* **Extrait cité**:
*-*-*

À la différence des commutateurs Ethernet classiques qui donnent la priorité au débit maximal, la puce réseau pour datacenter Tomahawk Ultra de Broadcom est optimisée pour assurer une latence ultra-faible. (Crédit Broadcom)

Selon Neil Shah, vice-président de la recherche chez Counterpoint Research, la récente décision de Nvidia d'ouvrir son interconnexion NVLink aux acteurs de l'écosystème au début de l'année donne aux hyperscalers plus de flexibilité pour associer les GPU Nvidia à des accélérateurs personnalisés de fournisseurs comme Broadcom ou Marvell. « Même si la dépendance à l'égard de Nvidia pour une solution complète s’en trouve atténuée, cette ouverture augmente le marché total accessible pour Nvidia, qui devient la solution la plus prisée pour être étroitement associée au calcul personnalisé des hyperscalers », a expliqué M. Shah. « Afin de se diversifier au-delà des processeurs Intel ou AMD basés sur x86, la plupart des hyperscalers se sont tournés vers des architectures IT personnalisées », a ajouté M. Shah. Beaucoup explorent les conceptions Arm ou Risc-V qui peuvent être adaptées à des charges de travail spécifiques pour profiter d’une plus grande efficacité énergétique et de coûts d'infrastructure réduits.

*-*-*

* **Extraits de données**:
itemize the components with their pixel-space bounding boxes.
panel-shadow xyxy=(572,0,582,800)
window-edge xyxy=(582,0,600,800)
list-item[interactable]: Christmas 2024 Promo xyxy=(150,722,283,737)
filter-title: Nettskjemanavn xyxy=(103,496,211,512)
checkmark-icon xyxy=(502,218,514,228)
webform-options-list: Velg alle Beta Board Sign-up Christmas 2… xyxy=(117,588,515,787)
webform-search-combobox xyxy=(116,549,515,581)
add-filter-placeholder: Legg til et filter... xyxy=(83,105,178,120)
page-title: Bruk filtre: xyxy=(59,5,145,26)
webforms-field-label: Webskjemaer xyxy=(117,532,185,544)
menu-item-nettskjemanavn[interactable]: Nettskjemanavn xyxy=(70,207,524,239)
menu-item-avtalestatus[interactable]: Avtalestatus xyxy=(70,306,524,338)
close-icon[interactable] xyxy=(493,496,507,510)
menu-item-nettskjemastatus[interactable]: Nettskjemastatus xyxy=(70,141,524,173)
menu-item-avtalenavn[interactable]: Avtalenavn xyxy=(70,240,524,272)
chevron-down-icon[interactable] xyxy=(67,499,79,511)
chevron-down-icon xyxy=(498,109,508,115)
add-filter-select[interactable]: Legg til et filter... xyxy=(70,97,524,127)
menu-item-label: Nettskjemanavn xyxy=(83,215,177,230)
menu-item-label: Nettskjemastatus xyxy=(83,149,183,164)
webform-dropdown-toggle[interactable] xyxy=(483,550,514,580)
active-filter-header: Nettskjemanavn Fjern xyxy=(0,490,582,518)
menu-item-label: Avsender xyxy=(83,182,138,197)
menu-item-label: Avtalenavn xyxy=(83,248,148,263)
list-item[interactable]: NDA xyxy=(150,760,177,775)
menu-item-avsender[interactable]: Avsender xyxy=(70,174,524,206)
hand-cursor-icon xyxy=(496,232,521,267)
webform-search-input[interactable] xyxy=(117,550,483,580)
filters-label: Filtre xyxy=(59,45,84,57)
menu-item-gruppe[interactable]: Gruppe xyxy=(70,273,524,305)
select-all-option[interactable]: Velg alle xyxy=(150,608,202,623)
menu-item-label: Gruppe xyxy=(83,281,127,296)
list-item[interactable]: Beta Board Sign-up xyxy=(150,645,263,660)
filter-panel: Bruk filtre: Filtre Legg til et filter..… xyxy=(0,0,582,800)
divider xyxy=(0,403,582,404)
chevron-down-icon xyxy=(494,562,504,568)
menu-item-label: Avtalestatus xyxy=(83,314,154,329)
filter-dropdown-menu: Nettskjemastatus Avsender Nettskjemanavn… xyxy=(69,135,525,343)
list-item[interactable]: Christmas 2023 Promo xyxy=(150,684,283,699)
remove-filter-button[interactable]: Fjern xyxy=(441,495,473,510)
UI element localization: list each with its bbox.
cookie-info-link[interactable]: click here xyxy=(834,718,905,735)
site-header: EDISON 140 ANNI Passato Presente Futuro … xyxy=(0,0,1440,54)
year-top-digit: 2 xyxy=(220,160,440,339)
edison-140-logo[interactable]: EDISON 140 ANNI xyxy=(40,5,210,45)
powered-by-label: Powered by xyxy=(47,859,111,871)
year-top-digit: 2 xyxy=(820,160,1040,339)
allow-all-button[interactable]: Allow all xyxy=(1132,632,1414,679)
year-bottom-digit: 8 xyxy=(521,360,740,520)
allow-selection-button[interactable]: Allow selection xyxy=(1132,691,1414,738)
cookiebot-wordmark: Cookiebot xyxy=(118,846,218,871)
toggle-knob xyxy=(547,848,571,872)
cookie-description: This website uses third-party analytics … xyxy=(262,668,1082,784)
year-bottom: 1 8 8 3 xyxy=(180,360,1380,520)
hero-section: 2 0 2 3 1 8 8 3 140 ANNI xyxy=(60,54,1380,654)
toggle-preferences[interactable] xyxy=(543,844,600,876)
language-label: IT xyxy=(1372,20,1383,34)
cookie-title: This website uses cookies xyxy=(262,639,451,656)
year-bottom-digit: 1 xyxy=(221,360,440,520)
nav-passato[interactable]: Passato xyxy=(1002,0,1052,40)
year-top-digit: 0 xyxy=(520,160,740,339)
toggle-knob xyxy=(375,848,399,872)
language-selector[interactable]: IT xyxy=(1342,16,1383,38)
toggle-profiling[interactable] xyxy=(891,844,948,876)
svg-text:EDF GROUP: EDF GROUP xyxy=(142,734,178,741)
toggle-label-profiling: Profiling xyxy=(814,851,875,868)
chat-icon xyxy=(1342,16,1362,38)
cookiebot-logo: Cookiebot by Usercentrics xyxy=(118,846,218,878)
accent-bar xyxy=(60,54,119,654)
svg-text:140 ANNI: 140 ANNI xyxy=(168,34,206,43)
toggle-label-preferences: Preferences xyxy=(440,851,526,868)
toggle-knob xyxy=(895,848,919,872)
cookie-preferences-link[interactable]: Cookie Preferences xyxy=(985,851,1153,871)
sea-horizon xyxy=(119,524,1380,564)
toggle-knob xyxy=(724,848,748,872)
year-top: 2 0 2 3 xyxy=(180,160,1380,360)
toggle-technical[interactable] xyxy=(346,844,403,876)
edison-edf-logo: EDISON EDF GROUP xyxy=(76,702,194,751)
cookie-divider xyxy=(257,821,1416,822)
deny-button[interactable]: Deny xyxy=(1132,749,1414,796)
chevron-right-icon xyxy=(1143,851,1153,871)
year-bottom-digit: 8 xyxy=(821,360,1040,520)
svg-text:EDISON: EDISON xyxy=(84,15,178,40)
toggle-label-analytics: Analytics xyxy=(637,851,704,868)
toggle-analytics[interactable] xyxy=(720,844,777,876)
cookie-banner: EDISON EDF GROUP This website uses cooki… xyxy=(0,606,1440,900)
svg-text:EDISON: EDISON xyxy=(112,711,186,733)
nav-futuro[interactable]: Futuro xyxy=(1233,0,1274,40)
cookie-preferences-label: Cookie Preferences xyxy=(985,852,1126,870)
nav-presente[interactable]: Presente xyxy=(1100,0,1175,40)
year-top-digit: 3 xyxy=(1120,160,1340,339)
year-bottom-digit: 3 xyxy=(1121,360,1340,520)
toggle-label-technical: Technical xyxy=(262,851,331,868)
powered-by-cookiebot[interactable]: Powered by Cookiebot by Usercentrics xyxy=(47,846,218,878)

*-*-*

* **Activités**:
a - Quel poste Neil Shah occupe-t-il, d'après l'extrait sur l'ouverture de NVLink ?
b - Prolongez l'extrait sur l'ouverture de NVLink par un court paragraphe qui fait suite à sa dernière phrase.

* **Réponses numérotées**:
a - Il est vice-président de la recherche chez Counterpoint Research.

b -
Une évolution dans les stratégies d’infrastructure IA

Cette collaboration souligne également à quel point les choix en matière de réseau deviennent aussi stratégiques que la conception des puces elle-même, ce qui suggère un changement dans la manière dont les charges de travail d’IA sont alimentées et connectées. La décision d'OpenAI souligne une évolution plus large du secteur vers la diversification des chaînes d'approvisionnement et un meilleur contrôle des performances et des coûts. « Ce partenariat met en évidence une tendance croissante à réduire la dépendance vis-à-vis des GPU et de la pile propriétaire de Nvidia », a pointé M. Dai. « Alors que l'adoption de l'IA se poursuit et que les leaders de l'IA recherchent un meilleur équilibre entre gains de performances et contrôle des coûts, l'intégration verticale via des puces personnalisées devient stratégique. Cette évolution pourrait favoriser les Asic et les structures basées sur Ethernet et encourager la concurrence entre les fabricants de puces. » Cependant, M. Su a fait remarquer que seules quelques entreprises, principalement des hyperscalers et de grands fournisseurs de GenAI, seront en mesure de concevoir leur propre matériel d'IA tout en fournissant un support logiciel interne suffisant. Selon lui, la plupart des entreprises continueront probablement à s'appuyer sur les solutions full-stack de Nvidia.